--- Record extracts ---
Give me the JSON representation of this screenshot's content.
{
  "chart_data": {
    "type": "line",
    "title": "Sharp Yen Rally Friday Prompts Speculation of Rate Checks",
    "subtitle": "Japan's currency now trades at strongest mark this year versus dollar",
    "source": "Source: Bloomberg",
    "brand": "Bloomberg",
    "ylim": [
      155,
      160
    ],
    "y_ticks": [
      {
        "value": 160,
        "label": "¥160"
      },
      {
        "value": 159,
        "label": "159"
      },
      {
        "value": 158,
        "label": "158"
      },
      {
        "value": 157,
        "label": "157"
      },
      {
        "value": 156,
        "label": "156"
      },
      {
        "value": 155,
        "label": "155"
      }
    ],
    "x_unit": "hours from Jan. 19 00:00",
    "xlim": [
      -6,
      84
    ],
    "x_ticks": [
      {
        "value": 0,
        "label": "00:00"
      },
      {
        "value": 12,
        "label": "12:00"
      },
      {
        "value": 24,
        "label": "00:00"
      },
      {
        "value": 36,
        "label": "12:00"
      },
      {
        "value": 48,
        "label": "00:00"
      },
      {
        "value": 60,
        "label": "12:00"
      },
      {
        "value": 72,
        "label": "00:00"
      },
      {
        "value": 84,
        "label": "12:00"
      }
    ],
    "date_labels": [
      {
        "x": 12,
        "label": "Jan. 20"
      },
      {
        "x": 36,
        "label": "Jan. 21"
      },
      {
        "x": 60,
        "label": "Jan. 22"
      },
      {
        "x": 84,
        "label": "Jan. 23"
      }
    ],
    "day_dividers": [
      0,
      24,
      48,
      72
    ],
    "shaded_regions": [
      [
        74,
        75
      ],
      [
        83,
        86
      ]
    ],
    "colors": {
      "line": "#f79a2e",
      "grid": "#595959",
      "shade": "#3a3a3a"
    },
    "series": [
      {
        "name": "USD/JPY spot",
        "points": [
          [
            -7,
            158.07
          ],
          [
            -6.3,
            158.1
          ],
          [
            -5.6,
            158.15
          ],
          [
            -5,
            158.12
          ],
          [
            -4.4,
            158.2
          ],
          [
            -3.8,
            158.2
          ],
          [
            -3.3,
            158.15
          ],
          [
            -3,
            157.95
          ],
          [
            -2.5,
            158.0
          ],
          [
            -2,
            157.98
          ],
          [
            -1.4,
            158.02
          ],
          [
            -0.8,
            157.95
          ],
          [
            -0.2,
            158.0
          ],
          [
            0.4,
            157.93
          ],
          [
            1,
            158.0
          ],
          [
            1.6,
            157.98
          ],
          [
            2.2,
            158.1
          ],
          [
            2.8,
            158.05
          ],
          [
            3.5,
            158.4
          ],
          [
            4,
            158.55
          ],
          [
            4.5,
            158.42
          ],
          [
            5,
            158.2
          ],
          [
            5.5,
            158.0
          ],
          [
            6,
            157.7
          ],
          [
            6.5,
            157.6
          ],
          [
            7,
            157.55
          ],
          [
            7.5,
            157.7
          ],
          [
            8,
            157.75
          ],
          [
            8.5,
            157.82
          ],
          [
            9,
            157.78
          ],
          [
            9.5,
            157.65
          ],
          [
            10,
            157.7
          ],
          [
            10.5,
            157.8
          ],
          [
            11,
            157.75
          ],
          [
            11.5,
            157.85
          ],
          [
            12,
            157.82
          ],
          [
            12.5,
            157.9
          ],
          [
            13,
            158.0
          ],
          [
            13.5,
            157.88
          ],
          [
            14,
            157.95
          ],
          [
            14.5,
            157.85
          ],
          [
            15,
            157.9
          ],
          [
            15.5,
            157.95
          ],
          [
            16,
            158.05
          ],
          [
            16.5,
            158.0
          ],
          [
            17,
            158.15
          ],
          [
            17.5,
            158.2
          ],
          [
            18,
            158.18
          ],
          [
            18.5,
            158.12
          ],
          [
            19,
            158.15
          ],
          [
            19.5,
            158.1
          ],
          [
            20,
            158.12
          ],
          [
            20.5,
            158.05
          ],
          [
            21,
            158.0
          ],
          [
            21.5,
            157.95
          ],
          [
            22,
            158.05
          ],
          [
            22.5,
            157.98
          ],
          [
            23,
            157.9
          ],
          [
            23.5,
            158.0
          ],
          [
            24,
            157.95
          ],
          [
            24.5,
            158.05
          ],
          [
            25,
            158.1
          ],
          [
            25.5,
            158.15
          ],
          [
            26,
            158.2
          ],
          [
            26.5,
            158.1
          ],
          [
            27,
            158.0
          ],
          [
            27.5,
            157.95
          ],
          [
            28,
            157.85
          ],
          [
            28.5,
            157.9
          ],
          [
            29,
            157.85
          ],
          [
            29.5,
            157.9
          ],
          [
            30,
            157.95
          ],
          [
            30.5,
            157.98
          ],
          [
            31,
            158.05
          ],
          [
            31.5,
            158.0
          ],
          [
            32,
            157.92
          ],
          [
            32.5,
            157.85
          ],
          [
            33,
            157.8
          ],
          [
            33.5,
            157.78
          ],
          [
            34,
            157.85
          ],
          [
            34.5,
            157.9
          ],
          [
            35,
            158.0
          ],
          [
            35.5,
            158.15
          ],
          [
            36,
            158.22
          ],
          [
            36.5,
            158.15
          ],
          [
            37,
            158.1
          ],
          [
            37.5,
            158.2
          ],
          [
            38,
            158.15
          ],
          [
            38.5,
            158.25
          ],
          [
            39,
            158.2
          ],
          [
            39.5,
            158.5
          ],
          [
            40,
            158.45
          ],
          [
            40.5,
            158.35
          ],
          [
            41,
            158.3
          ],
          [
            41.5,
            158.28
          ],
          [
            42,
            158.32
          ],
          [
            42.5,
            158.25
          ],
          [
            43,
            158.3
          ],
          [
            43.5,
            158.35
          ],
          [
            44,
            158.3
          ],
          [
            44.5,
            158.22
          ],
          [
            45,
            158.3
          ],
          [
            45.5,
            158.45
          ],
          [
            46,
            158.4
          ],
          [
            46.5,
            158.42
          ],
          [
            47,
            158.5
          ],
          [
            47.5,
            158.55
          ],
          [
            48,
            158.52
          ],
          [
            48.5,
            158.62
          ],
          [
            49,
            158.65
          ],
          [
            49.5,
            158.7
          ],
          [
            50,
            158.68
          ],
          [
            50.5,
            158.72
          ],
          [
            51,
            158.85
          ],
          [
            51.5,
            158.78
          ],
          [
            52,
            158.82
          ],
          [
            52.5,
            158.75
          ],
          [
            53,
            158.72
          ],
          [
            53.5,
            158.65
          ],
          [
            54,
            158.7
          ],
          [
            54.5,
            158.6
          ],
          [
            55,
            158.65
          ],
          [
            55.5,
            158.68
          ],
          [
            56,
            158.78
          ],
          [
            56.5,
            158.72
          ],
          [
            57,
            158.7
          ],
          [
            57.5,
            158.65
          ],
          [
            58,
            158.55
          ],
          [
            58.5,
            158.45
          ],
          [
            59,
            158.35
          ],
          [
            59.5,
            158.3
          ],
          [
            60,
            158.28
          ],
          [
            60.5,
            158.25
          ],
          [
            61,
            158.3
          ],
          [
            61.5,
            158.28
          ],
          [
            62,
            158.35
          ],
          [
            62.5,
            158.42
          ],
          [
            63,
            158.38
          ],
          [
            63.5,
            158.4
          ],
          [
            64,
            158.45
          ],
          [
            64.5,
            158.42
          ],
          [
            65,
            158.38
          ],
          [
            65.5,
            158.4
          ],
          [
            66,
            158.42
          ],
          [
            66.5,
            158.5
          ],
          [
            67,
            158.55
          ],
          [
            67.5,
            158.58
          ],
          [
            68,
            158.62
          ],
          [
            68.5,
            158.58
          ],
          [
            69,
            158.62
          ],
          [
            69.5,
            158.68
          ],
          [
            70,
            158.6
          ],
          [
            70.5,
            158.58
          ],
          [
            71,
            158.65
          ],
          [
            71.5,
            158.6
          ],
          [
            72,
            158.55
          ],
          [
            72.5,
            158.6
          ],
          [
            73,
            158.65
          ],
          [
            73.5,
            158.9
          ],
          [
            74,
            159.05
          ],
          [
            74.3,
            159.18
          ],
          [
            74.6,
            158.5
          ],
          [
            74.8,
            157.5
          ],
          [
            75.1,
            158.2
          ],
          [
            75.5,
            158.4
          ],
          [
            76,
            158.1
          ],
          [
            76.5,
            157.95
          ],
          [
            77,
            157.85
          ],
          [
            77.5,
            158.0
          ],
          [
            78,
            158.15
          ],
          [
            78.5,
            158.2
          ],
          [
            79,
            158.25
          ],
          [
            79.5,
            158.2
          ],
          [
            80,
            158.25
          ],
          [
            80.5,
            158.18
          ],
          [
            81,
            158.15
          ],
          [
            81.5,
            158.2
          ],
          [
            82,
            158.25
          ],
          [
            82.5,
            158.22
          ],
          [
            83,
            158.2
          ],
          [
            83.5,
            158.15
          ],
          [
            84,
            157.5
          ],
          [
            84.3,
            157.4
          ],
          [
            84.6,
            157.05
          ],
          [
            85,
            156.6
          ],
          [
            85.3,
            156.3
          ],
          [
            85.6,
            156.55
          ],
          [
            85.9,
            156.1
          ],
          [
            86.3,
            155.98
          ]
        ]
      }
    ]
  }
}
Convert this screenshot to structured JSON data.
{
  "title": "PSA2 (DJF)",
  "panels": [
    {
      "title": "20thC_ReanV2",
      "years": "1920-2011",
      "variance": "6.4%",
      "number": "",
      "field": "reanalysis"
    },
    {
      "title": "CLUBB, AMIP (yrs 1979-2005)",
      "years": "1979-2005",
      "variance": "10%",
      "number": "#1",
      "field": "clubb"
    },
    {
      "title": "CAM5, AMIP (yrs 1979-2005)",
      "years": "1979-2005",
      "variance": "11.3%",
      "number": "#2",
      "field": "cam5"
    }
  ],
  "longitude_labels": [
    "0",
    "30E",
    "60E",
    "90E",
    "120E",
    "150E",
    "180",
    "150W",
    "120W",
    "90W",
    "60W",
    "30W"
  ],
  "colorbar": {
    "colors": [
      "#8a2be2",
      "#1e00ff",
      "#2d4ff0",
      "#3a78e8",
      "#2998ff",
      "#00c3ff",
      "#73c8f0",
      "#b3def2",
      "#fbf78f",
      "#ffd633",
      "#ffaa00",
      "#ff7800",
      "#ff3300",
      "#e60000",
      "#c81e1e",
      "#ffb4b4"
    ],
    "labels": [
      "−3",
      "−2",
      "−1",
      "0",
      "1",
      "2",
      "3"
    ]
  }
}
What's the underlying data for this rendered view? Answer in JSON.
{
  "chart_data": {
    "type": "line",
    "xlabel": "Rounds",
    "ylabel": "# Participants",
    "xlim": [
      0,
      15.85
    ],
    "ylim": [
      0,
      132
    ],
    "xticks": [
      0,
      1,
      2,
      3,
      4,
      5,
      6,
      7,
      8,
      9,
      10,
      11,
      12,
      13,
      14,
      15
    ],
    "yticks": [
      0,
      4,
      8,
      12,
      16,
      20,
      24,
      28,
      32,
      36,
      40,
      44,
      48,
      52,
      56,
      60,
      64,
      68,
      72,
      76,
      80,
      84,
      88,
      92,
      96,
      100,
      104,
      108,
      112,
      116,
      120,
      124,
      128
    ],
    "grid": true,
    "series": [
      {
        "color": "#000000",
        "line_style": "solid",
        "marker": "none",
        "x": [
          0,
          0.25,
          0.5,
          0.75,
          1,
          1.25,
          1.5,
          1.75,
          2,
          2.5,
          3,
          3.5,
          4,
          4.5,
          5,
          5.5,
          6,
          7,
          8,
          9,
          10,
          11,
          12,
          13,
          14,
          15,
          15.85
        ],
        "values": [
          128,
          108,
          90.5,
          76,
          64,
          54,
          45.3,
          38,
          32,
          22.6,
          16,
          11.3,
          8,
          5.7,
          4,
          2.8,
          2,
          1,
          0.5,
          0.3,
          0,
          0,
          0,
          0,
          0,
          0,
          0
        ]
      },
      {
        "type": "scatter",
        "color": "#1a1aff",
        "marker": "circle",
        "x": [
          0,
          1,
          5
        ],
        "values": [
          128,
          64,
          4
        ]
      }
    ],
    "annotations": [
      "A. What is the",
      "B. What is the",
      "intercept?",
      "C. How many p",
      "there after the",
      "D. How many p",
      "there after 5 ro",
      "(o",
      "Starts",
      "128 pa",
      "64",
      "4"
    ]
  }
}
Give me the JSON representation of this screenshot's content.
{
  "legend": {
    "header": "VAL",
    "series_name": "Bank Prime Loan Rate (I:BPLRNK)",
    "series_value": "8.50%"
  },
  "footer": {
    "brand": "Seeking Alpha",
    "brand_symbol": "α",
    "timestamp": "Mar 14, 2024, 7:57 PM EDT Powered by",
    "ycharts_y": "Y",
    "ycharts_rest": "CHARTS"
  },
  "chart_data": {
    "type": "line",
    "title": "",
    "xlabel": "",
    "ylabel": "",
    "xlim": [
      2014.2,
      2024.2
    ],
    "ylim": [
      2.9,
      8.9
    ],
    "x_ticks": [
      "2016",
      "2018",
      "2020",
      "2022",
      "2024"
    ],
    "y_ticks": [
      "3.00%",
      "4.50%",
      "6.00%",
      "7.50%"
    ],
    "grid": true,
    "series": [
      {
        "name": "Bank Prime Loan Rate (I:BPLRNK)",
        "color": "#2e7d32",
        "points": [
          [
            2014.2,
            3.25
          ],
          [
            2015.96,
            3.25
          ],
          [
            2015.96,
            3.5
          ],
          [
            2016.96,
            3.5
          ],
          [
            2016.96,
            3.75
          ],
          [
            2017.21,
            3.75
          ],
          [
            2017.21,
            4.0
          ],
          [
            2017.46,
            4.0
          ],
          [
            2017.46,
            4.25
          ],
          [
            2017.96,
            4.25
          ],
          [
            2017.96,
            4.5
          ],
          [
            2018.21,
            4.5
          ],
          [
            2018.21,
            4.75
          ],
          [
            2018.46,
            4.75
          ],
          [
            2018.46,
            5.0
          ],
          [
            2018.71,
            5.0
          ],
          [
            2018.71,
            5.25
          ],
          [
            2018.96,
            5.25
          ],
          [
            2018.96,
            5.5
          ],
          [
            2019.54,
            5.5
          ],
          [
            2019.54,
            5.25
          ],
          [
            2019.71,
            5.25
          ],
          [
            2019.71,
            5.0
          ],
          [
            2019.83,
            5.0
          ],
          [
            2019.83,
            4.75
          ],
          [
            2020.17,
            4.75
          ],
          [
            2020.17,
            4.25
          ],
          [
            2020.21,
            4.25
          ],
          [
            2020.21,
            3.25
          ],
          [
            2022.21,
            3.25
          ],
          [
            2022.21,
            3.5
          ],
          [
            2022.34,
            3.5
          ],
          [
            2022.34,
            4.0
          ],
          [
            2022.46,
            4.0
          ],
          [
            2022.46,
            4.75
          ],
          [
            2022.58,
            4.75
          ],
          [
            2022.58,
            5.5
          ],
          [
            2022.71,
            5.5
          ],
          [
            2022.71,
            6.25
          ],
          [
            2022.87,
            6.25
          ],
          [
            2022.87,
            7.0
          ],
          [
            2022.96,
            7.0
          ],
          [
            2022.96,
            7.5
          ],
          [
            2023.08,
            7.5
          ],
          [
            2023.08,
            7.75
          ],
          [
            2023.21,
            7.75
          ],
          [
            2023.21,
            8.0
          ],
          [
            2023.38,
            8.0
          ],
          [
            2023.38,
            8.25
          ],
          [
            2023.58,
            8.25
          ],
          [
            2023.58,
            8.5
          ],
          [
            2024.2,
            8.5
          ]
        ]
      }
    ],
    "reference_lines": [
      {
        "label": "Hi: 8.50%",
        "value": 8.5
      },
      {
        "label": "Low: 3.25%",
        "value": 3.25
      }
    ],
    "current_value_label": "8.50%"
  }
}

--- Written task ---
State only how many lines in the material include "Rate".

--- Answer to this problem ---
3